_WHAT YOU ARE ASKED TO DO:_ Work through the data below line by line and say how many lines hold "going"; give only the number.

_THE INPUT:_

□ □ □ □ □

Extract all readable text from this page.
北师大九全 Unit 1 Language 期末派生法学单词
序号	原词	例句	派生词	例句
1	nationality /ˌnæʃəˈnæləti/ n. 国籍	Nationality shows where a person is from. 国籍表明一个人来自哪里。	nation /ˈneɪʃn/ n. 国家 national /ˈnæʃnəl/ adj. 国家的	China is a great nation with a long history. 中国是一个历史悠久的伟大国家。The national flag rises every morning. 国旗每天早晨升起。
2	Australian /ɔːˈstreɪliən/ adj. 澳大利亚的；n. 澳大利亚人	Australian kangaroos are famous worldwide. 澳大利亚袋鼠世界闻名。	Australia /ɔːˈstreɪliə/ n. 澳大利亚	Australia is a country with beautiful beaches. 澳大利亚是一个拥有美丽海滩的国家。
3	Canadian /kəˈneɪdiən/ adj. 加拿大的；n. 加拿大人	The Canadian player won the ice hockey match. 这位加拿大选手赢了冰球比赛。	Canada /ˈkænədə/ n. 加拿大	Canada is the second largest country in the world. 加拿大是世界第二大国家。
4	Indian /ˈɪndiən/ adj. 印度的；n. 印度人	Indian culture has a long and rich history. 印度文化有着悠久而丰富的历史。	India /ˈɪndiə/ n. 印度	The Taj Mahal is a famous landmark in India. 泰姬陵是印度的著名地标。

□ □ □ □ □

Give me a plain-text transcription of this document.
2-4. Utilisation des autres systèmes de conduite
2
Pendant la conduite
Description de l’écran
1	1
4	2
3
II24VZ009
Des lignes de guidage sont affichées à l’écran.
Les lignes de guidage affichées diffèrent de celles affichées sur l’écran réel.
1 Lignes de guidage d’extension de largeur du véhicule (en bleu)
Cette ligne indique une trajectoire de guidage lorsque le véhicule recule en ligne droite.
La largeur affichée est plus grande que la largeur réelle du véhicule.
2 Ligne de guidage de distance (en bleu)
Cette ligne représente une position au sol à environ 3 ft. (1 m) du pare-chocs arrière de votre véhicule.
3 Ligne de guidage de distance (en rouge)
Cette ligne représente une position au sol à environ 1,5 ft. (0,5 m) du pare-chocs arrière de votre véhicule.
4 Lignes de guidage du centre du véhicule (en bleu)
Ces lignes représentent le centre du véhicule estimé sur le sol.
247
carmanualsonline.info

□ □ □ □ □

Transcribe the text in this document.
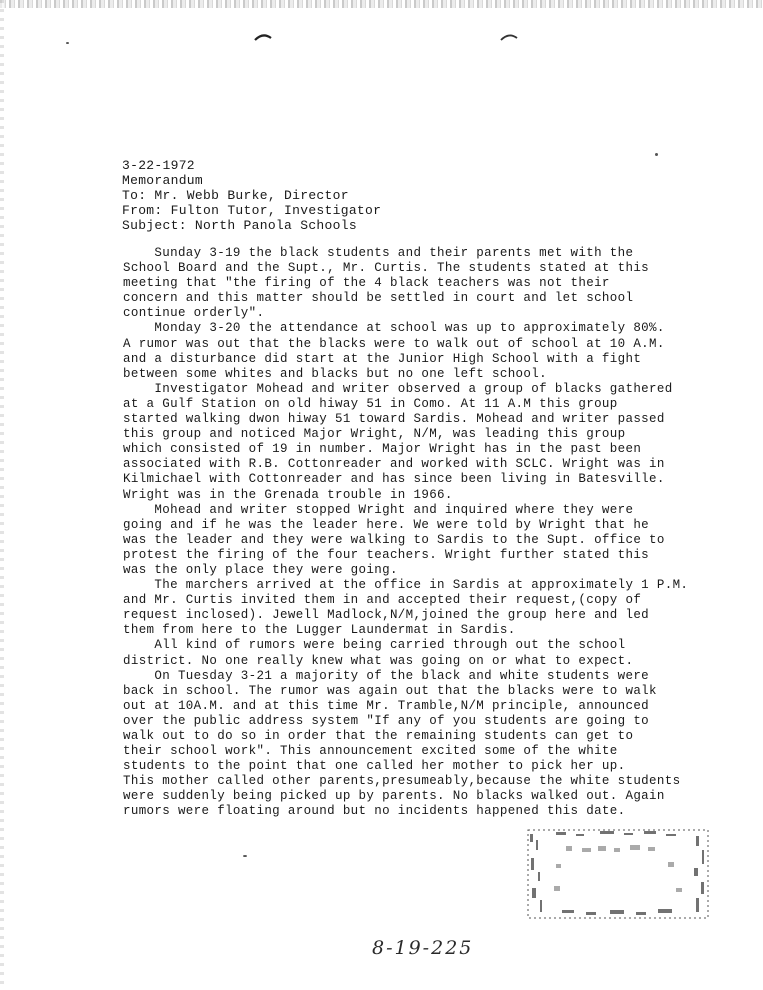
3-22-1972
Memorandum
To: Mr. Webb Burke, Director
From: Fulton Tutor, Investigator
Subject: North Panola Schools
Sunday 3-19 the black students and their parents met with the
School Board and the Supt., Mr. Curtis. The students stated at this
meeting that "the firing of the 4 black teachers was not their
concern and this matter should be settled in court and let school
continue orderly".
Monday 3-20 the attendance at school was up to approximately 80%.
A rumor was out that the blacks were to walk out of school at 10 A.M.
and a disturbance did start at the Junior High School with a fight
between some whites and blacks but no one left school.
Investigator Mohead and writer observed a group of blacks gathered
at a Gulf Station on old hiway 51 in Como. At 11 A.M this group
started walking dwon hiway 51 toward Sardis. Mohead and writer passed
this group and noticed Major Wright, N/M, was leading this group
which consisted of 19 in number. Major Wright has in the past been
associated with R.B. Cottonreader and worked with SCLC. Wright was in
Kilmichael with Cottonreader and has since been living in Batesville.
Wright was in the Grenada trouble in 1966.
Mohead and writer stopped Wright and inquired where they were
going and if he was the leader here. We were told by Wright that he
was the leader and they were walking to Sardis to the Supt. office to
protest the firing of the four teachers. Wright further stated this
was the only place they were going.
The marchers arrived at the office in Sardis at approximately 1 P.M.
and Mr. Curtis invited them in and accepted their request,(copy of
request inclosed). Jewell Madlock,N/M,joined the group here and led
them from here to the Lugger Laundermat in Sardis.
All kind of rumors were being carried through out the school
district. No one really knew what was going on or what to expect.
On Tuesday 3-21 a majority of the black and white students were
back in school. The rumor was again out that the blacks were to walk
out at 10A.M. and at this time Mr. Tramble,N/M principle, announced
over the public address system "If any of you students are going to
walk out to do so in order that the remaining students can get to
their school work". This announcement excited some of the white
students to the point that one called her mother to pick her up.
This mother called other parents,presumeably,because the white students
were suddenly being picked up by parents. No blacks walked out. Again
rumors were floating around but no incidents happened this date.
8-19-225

□ □ □ □ □

_SOLUTION TO THE EXERCISE:_ 4